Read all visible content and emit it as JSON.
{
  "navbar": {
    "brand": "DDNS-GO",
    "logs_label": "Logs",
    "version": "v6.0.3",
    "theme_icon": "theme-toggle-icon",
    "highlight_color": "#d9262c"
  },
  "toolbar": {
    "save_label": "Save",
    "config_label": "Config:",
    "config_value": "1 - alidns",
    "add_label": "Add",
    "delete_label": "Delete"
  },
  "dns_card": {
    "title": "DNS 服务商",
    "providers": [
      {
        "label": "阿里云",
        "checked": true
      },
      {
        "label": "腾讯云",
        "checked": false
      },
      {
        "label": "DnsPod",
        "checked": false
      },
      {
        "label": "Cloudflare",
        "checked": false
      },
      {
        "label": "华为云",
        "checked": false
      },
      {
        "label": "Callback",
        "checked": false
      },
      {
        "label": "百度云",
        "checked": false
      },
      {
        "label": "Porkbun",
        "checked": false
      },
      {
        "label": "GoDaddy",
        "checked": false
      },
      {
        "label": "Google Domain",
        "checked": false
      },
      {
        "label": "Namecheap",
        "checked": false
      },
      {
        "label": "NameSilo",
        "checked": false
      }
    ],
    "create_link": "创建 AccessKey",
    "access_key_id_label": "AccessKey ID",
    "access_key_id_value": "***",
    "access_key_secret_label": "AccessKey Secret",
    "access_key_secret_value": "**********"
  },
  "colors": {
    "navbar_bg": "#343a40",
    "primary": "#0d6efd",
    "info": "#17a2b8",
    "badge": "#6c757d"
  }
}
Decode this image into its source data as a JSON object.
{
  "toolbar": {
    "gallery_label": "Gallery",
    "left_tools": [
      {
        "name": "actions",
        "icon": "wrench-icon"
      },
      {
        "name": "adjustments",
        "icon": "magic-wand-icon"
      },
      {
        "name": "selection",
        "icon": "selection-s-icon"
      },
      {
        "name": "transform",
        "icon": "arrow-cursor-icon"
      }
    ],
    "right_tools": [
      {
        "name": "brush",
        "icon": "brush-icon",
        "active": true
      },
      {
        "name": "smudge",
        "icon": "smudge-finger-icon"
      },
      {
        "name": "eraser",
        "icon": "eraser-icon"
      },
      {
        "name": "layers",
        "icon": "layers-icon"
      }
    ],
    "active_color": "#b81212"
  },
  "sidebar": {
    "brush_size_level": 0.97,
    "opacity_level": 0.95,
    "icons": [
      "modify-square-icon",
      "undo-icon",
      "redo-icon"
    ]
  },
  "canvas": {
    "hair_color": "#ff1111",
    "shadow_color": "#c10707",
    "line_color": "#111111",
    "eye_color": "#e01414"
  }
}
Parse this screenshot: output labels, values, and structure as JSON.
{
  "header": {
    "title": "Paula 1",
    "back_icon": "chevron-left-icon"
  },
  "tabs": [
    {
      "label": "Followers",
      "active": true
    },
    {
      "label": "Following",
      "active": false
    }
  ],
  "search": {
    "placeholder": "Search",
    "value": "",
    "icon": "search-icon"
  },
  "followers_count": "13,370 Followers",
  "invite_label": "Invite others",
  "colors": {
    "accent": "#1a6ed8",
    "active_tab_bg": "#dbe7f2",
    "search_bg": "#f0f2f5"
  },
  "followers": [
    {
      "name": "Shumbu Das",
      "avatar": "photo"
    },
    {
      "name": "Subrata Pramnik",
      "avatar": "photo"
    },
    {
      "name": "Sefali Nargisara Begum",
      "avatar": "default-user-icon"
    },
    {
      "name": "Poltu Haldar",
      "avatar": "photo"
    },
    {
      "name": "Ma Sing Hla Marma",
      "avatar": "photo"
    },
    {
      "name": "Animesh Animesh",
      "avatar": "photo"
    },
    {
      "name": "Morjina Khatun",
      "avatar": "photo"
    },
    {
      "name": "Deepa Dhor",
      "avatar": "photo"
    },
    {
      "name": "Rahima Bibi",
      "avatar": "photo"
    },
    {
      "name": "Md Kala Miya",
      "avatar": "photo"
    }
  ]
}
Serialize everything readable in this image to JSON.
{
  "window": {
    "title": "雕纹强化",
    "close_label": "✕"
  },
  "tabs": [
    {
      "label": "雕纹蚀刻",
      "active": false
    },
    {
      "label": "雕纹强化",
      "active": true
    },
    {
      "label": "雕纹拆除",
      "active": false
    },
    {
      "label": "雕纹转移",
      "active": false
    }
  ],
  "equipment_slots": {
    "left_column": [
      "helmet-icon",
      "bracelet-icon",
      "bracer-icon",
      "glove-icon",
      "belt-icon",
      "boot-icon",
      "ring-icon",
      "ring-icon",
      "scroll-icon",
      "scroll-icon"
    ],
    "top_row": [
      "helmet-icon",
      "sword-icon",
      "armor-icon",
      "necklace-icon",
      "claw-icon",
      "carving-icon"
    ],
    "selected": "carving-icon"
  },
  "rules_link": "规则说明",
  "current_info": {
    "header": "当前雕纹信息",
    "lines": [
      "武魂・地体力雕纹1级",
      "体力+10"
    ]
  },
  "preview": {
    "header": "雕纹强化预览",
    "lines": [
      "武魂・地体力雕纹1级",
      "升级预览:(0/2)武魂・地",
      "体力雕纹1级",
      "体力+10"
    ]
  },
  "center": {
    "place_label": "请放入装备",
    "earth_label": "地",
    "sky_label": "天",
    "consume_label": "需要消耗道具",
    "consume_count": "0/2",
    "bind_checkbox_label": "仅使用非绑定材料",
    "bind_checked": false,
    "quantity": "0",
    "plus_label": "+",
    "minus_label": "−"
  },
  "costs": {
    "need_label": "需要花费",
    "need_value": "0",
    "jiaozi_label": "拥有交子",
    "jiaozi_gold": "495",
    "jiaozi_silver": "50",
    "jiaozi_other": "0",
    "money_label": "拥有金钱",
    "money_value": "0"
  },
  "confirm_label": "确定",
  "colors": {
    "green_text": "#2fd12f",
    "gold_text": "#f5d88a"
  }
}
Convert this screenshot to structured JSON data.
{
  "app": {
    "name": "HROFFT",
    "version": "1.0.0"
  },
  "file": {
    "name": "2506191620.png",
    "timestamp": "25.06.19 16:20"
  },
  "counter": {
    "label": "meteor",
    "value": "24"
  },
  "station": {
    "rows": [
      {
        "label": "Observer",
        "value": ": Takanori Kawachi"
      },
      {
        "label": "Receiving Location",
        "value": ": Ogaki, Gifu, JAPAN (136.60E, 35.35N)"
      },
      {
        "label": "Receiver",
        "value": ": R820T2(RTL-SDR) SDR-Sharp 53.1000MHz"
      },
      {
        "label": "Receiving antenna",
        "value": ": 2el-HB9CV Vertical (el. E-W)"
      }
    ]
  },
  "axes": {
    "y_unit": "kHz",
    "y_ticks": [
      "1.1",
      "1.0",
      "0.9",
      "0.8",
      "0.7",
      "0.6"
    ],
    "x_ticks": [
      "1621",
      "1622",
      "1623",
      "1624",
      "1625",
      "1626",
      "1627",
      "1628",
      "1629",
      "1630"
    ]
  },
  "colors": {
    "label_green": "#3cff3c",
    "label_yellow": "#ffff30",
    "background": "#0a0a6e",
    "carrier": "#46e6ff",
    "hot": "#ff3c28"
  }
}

REQUIRED TASK: Of the lines in the material, how many include "true"? Respond with the number alone.

SOLUTION TO THE EXERCISE: 4